### GIVEN PROBLEM
Give every line of the material again, exactly as written.

start SUPPLIED DATA

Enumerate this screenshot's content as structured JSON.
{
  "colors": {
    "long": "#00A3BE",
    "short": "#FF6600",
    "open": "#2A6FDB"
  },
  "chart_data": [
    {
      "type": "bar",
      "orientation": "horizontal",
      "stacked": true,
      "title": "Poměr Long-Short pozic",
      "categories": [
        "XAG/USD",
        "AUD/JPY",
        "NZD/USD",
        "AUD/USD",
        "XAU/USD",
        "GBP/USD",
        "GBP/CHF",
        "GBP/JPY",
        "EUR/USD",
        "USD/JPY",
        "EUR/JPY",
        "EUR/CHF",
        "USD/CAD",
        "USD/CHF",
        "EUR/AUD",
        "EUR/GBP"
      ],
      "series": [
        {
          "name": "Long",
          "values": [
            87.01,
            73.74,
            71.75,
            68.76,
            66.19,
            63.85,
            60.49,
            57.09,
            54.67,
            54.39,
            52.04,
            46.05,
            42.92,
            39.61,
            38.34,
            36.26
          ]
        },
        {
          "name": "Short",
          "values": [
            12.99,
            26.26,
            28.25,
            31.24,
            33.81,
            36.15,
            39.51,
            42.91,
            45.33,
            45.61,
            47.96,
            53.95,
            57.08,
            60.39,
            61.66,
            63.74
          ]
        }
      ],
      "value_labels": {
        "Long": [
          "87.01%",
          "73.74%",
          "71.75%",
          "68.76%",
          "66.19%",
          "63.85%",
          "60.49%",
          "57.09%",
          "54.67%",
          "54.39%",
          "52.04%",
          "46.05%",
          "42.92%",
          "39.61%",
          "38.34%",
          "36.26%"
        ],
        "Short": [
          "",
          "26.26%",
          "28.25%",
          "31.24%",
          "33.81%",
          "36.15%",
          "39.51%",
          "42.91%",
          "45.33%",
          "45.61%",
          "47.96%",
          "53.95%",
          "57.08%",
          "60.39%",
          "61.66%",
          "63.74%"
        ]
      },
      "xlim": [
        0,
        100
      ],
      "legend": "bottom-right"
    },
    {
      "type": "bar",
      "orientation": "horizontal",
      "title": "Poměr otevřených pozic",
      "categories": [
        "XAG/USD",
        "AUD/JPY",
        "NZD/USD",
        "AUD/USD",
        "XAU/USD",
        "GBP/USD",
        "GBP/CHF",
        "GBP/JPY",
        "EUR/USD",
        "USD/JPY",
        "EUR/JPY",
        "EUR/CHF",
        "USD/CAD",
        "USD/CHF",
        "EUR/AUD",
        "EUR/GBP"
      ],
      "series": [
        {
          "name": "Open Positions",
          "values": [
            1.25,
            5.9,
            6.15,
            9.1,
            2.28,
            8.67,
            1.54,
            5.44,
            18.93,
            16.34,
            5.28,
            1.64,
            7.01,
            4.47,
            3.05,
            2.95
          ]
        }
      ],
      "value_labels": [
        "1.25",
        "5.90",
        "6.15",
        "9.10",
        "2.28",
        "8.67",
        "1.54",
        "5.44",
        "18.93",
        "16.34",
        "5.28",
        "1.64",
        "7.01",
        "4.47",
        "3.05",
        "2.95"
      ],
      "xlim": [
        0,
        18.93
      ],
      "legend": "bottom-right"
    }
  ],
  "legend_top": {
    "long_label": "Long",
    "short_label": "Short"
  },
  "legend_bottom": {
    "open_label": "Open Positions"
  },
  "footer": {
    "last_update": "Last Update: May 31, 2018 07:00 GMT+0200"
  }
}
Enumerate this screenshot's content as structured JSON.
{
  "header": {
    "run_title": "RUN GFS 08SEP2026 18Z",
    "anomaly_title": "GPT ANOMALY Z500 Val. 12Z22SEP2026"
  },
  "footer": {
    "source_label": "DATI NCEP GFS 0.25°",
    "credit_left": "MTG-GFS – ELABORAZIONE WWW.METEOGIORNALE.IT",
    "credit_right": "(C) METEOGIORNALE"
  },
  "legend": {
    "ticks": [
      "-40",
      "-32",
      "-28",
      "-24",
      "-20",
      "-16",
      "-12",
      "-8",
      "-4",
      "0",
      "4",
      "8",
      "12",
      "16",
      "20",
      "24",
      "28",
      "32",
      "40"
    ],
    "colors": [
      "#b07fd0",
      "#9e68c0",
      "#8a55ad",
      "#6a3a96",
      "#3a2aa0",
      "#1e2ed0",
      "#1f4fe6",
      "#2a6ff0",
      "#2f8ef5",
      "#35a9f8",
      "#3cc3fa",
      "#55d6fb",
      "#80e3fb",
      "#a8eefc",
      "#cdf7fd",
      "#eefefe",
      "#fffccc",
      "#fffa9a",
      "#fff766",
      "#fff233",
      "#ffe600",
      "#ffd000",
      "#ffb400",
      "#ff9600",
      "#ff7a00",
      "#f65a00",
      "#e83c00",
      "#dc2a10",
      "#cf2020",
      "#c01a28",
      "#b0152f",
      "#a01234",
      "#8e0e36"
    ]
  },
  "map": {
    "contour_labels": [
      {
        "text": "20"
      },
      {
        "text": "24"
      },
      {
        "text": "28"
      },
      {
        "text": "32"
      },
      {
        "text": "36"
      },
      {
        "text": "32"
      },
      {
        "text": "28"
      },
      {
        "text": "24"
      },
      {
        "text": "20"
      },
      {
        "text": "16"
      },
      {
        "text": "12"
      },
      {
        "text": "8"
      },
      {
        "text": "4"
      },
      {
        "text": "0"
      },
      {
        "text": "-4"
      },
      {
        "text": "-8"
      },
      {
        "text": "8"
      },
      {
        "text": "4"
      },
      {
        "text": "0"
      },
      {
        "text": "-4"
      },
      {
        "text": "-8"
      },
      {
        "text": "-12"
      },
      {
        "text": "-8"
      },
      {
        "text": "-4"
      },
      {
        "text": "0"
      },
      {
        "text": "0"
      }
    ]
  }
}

end SUPPLIED DATA

### THE RESULT
Enumerate this screenshot's content as structured JSON.
{
  "colors": {
    "long": "#00A3BE",
    "short": "#FF6600",
    "open": "#2A6FDB"
  },
  "chart_data": [
    {
      "type": "bar",
      "orientation": "horizontal",
      "stacked": true,
      "title": "Poměr Long-Short pozic",
      "categories": [
        "XAG/USD",
        "AUD/JPY",
        "NZD/USD",
        "AUD/USD",
        "XAU/USD",
        "GBP/USD",
        "GBP/CHF",
        "GBP/JPY",
        "EUR/USD",
        "USD/JPY",
        "EUR/JPY",
        "EUR/CHF",
        "USD/CAD",
        "USD/CHF",
        "EUR/AUD",
        "EUR/GBP"
      ],
      "series": [
        {
          "name": "Long",
          "values": [
            87.01,
            73.74,
            71.75,
            68.76,
            66.19,
            63.85,
            60.49,
            57.09,
            54.67,
            54.39,
            52.04,
            46.05,
            42.92,
            39.61,
            38.34,
            36.26
          ]
        },
        {
          "name": "Short",
          "values": [
            12.99,
            26.26,
            28.25,
            31.24,
            33.81,
            36.15,
            39.51,
            42.91,
            45.33,
            45.61,
            47.96,
            53.95,
            57.08,
            60.39,
            61.66,
            63.74
          ]
        }
      ],
      "value_labels": {
        "Long": [
          "87.01%",
          "73.74%",
          "71.75%",
          "68.76%",
          "66.19%",
          "63.85%",
          "60.49%",
          "57.09%",
          "54.67%",
          "54.39%",
          "52.04%",
          "46.05%",
          "42.92%",
          "39.61%",
          "38.34%",
          "36.26%"
        ],
        "Short": [
          "",
          "26.26%",
          "28.25%",
          "31.24%",
          "33.81%",
          "36.15%",
          "39.51%",
          "42.91%",
          "45.33%",
          "45.61%",
          "47.96%",
          "53.95%",
          "57.08%",
          "60.39%",
          "61.66%",
          "63.74%"
        ]
      },
      "xlim": [
        0,
        100
      ],
      "legend": "bottom-right"
    },
    {
      "type": "bar",
      "orientation": "horizontal",
      "title": "Poměr otevřených pozic",
      "categories": [
        "XAG/USD",
        "AUD/JPY",
        "NZD/USD",
        "AUD/USD",
        "XAU/USD",
        "GBP/USD",
        "GBP/CHF",
        "GBP/JPY",
        "EUR/USD",
        "USD/JPY",
        "EUR/JPY",
        "EUR/CHF",
        "USD/CAD",
        "USD/CHF",
        "EUR/AUD",
        "EUR/GBP"
      ],
      "series": [
        {
          "name": "Open Positions",
          "values": [
            1.25,
            5.9,
            6.15,
            9.1,
            2.28,
            8.67,
            1.54,
            5.44,
            18.93,
            16.34,
            5.28,
            1.64,
            7.01,
            4.47,
            3.05,
            2.95
          ]
        }
      ],
      "value_labels": [
        "1.25",
        "5.90",
        "6.15",
        "9.10",
        "2.28",
        "8.67",
        "1.54",
        "5.44",
        "18.93",
        "16.34",
        "5.28",
        "1.64",
        "7.01",
        "4.47",
        "3.05",
        "2.95"
      ],
      "xlim": [
        0,
        18.93
      ],
      "legend": "bottom-right"
    }
  ],
  "legend_top": {
    "long_label": "Long",
    "short_label": "Short"
  },
  "legend_bottom": {
    "open_label": "Open Positions"
  },
  "footer": {
    "last_update": "Last Update: May 31, 2018 07:00 GMT+0200"
  }
}
Enumerate this screenshot's content as structured JSON.
{
  "header": {
    "run_title": "RUN GFS 08SEP2026 18Z",
    "anomaly_title": "GPT ANOMALY Z500 Val. 12Z22SEP2026"
  },
  "footer": {
    "source_label": "DATI NCEP GFS 0.25°",
    "credit_left": "MTG-GFS – ELABORAZIONE WWW.METEOGIORNALE.IT",
    "credit_right": "(C) METEOGIORNALE"
  },
  "legend": {
    "ticks": [
      "-40",
      "-32",
      "-28",
      "-24",
      "-20",
      "-16",
      "-12",
      "-8",
      "-4",
      "0",
      "4",
      "8",
      "12",
      "16",
      "20",
      "24",
      "28",
      "32",
      "40"
    ],
    "colors": [
      "#b07fd0",
      "#9e68c0",
      "#8a55ad",
      "#6a3a96",
      "#3a2aa0",
      "#1e2ed0",
      "#1f4fe6",
      "#2a6ff0",
      "#2f8ef5",
      "#35a9f8",
      "#3cc3fa",
      "#55d6fb",
      "#80e3fb",
      "#a8eefc",
      "#cdf7fd",
      "#eefefe",
      "#fffccc",
      "#fffa9a",
      "#fff766",
      "#fff233",
      "#ffe600",
      "#ffd000",
      "#ffb400",
      "#ff9600",
      "#ff7a00",
      "#f65a00",
      "#e83c00",
      "#dc2a10",
      "#cf2020",
      "#c01a28",
      "#b0152f",
      "#a01234",
      "#8e0e36"
    ]
  },
  "map": {
    "contour_labels": [
      {
        "text": "20"
      },
      {
        "text": "24"
      },
      {
        "text": "28"
      },
      {
        "text": "32"
      },
      {
        "text": "36"
      },
      {
        "text": "32"
      },
      {
        "text": "28"
      },
      {
        "text": "24"
      },
      {
        "text": "20"
      },
      {
        "text": "16"
      },
      {
        "text": "12"
      },
      {
        "text": "8"
      },
      {
        "text": "4"
      },
      {
        "text": "0"
      },
      {
        "text": "-4"
      },
      {
        "text": "-8"
      },
      {
        "text": "8"
      },
      {
        "text": "4"
      },
      {
        "text": "0"
      },
      {
        "text": "-4"
      },
      {
        "text": "-8"
      },
      {
        "text": "-12"
      },
      {
        "text": "-8"
      },
      {
        "text": "-4"
      },
      {
        "text": "0"
      },
      {
        "text": "0"
      }
    ]
  }
}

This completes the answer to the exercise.